Collected data:
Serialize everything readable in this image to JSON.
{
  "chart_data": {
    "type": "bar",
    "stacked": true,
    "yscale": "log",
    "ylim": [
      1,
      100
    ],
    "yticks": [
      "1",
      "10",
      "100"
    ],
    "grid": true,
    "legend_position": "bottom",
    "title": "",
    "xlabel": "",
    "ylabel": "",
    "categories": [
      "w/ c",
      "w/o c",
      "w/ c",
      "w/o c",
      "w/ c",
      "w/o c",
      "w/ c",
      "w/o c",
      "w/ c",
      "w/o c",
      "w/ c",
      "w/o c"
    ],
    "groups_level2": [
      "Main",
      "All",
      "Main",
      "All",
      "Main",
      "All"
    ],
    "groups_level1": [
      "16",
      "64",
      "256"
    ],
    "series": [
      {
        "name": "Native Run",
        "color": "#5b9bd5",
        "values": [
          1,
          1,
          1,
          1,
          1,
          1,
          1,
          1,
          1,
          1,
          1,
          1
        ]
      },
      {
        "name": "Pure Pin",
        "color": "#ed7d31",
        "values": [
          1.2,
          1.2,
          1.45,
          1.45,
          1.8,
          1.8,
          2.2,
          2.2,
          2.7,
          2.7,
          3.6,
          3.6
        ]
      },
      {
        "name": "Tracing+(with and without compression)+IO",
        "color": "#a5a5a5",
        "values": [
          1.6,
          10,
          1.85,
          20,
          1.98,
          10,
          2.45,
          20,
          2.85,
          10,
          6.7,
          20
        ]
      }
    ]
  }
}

Task statement:
Copy every line verbatim.

Finished exercise:
Serialize everything readable in this image to JSON.
{
  "chart_data": {
    "type": "bar",
    "stacked": true,
    "yscale": "log",
    "ylim": [
      1,
      100
    ],
    "yticks": [
      "1",
      "10",
      "100"
    ],
    "grid": true,
    "legend_position": "bottom",
    "title": "",
    "xlabel": "",
    "ylabel": "",
    "categories": [
      "w/ c",
      "w/o c",
      "w/ c",
      "w/o c",
      "w/ c",
      "w/o c",
      "w/ c",
      "w/o c",
      "w/ c",
      "w/o c",
      "w/ c",
      "w/o c"
    ],
    "groups_level2": [
      "Main",
      "All",
      "Main",
      "All",
      "Main",
      "All"
    ],
    "groups_level1": [
      "16",
      "64",
      "256"
    ],
    "series": [
      {
        "name": "Native Run",
        "color": "#5b9bd5",
        "values": [
          1,
          1,
          1,
          1,
          1,
          1,
          1,
          1,
          1,
          1,
          1,
          1
        ]
      },
      {
        "name": "Pure Pin",
        "color": "#ed7d31",
        "values": [
          1.2,
          1.2,
          1.45,
          1.45,
          1.8,
          1.8,
          2.2,
          2.2,
          2.7,
          2.7,
          3.6,
          3.6
        ]
      },
      {
        "name": "Tracing+(with and without compression)+IO",
        "color": "#a5a5a5",
        "values": [
          1.6,
          10,
          1.85,
          20,
          1.98,
          10,
          2.45,
          20,
          2.85,
          10,
          6.7,
          20
        ]
      }
    ]
  }
}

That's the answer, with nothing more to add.